▶ **DIRECTIONS**:
Rewrite the stretch of items from the start through the line containing "398, 626, 404]", putting "y-axis-label" wherever "y-tick-label" appears and leaving everything else the same.

━━━━━ LISTED ENTRIES ━━━━━

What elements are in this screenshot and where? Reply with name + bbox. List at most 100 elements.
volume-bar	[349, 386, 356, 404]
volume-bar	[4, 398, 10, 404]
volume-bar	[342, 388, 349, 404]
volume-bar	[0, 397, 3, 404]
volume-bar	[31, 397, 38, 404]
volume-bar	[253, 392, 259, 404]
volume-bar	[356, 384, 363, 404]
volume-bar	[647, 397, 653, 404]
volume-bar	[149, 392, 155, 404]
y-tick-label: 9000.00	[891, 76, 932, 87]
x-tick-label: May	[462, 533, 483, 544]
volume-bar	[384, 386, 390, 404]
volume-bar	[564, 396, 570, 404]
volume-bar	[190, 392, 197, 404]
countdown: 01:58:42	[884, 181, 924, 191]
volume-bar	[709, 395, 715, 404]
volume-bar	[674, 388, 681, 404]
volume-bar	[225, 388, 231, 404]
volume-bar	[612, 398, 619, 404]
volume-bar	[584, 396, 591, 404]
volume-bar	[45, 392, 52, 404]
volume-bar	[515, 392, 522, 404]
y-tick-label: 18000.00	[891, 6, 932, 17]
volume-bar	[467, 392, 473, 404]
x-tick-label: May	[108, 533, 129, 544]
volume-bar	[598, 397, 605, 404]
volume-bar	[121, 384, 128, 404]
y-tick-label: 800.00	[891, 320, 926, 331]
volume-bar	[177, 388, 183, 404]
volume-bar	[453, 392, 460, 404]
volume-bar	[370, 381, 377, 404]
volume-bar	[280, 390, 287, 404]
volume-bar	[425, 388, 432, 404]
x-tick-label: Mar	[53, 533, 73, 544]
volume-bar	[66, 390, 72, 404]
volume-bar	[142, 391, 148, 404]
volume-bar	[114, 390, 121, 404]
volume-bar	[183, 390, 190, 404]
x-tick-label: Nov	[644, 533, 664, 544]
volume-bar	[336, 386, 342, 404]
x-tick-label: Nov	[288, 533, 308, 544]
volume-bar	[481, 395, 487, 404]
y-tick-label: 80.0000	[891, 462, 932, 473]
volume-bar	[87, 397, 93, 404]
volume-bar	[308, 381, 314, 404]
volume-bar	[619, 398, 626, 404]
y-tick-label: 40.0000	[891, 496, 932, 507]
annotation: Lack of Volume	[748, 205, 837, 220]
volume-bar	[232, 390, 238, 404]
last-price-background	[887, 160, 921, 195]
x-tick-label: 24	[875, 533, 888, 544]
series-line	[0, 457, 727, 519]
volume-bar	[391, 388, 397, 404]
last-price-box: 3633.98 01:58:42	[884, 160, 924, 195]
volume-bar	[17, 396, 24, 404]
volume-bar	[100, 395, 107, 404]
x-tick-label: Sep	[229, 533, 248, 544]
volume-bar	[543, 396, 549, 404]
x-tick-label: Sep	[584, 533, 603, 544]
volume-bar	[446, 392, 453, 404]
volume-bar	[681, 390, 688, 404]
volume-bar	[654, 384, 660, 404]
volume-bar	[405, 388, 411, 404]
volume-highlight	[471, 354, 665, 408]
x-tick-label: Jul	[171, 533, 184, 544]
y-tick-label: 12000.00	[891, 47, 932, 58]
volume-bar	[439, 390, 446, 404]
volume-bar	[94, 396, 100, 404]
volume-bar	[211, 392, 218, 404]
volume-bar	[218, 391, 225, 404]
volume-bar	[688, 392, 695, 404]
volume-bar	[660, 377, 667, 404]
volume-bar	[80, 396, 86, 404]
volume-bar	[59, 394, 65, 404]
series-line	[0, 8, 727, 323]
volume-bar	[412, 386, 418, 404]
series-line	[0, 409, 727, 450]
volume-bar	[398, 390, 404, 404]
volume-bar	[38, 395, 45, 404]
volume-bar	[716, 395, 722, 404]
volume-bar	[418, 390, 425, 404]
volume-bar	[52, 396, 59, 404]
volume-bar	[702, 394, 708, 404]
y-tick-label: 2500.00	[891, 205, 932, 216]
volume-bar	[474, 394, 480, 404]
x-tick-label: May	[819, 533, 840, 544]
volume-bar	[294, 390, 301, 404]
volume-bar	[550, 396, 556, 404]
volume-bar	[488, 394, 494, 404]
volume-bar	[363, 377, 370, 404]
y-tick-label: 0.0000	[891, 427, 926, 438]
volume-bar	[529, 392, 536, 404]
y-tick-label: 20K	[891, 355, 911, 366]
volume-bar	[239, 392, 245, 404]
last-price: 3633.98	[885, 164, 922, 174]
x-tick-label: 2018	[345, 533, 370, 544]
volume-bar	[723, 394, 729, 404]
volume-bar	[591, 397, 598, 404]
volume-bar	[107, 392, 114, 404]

━━━━━

▶ **OUTPUT FOR THIS EXERCISE**:
What elements are in this screenshot and where? Reply with name + bbox. List at most 100 elements.
volume-bar	[349, 386, 356, 404]
volume-bar	[4, 398, 10, 404]
volume-bar	[342, 388, 349, 404]
volume-bar	[0, 397, 3, 404]
volume-bar	[31, 397, 38, 404]
volume-bar	[253, 392, 259, 404]
volume-bar	[356, 384, 363, 404]
volume-bar	[647, 397, 653, 404]
volume-bar	[149, 392, 155, 404]
y-axis-label: 9000.00	[891, 76, 932, 87]
x-tick-label: May	[462, 533, 483, 544]
volume-bar	[384, 386, 390, 404]
volume-bar	[564, 396, 570, 404]
volume-bar	[190, 392, 197, 404]
countdown: 01:58:42	[884, 181, 924, 191]
volume-bar	[709, 395, 715, 404]
volume-bar	[674, 388, 681, 404]
volume-bar	[225, 388, 231, 404]
volume-bar	[612, 398, 619, 404]
volume-bar	[584, 396, 591, 404]
volume-bar	[45, 392, 52, 404]
volume-bar	[515, 392, 522, 404]
y-axis-label: 18000.00	[891, 6, 932, 17]
volume-bar	[467, 392, 473, 404]
x-tick-label: May	[108, 533, 129, 544]
volume-bar	[598, 397, 605, 404]
volume-bar	[121, 384, 128, 404]
y-axis-label: 800.00	[891, 320, 926, 331]
volume-bar	[177, 388, 183, 404]
volume-bar	[453, 392, 460, 404]
volume-bar	[370, 381, 377, 404]
volume-bar	[280, 390, 287, 404]
volume-bar	[425, 388, 432, 404]
x-tick-label: Mar	[53, 533, 73, 544]
volume-bar	[66, 390, 72, 404]
volume-bar	[142, 391, 148, 404]
volume-bar	[114, 390, 121, 404]
volume-bar	[183, 390, 190, 404]
x-tick-label: Nov	[644, 533, 664, 544]
volume-bar	[336, 386, 342, 404]
x-tick-label: Nov	[288, 533, 308, 544]
volume-bar	[481, 395, 487, 404]
y-axis-label: 80.0000	[891, 462, 932, 473]
volume-bar	[87, 397, 93, 404]
volume-bar	[308, 381, 314, 404]
volume-bar	[619, 398, 626, 404]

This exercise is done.